------ Data for this task ------
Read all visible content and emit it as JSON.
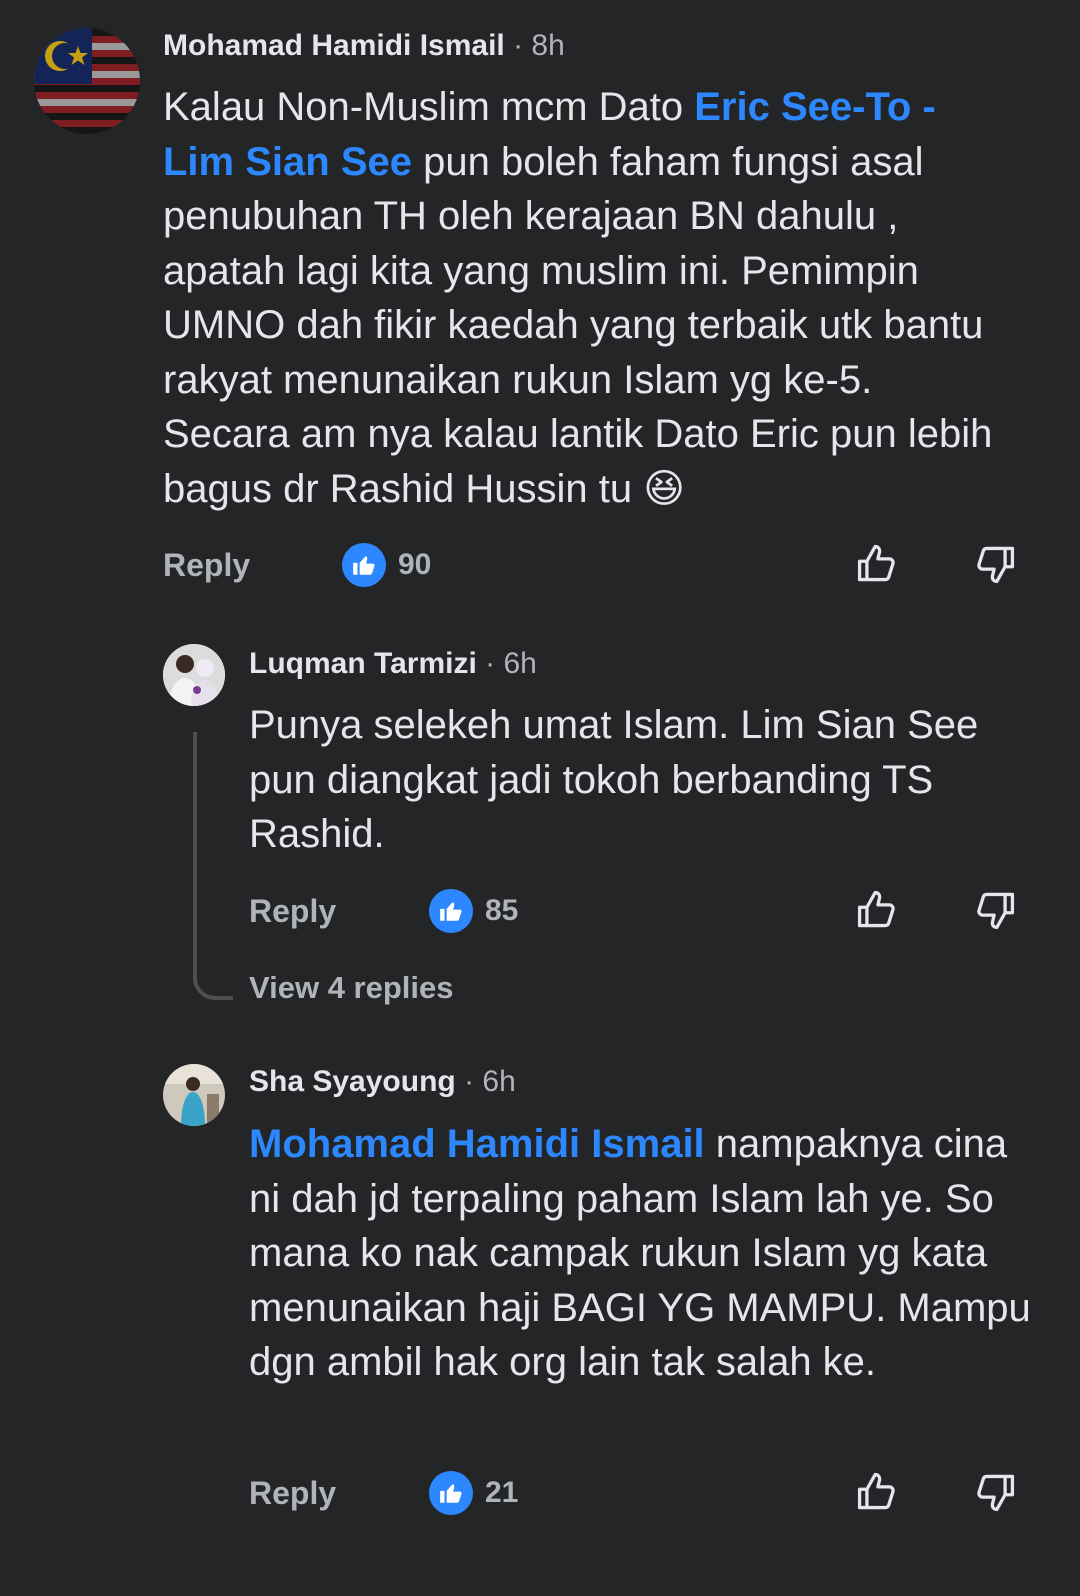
{
  "comments": [
    {
      "author": "Mohamad Hamidi Ismail",
      "time": "· 8h",
      "text_before": "Kalau Non-Muslim mcm Dato ",
      "mention": "Eric See-To - Lim Sian See",
      "text_after": " pun boleh faham fungsi asal penubuhan TH oleh kerajaan BN dahulu , apatah lagi kita yang muslim ini. Pemimpin UMNO dah fikir kaedah yang terbaik utk bantu rakyat menunaikan rukun Islam yg ke-5. Secara am nya kalau lantik Dato Eric pun lebih bagus dr Rashid Hussin tu",
      "emoji": "😆",
      "reply_label": "Reply",
      "likes": "90"
    },
    {
      "author": "Luqman Tarmizi",
      "time": "· 6h",
      "text": "Punya selekeh umat Islam. Lim Sian See pun diangkat jadi tokoh berbanding TS Rashid.",
      "reply_label": "Reply",
      "likes": "85",
      "view_replies": "View 4 replies"
    },
    {
      "author": "Sha Syayoung",
      "time": "· 6h",
      "mention": "Mohamad Hamidi Ismail",
      "text_after": " nampaknya cina ni dah jd terpaling paham Islam lah ye. So mana ko nak campak rukun Islam yg kata menunaikan haji BAGI YG MAMPU. Mampu dgn ambil hak org lain tak salah ke.",
      "reply_label": "Reply",
      "likes": "21"
    }
  ],
  "icons": {
    "like_reaction": "like-reaction-icon",
    "thumbs_up": "thumbs-up-icon",
    "thumbs_down": "thumbs-down-icon"
  },
  "colors": {
    "background": "#242526",
    "text": "#e4e6eb",
    "secondary_text": "#b0b3b8",
    "mention": "#2d88ff",
    "like_blue": "#2d88ff"
  }
}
------
* **Instructions for the task**:
Review the preceding data and report every line that includes the string "Hamidi".

* **Output of the task**:
      "author": "Mohamad Hamidi Ismail",
      "mention": "Mohamad Hamidi Ismail",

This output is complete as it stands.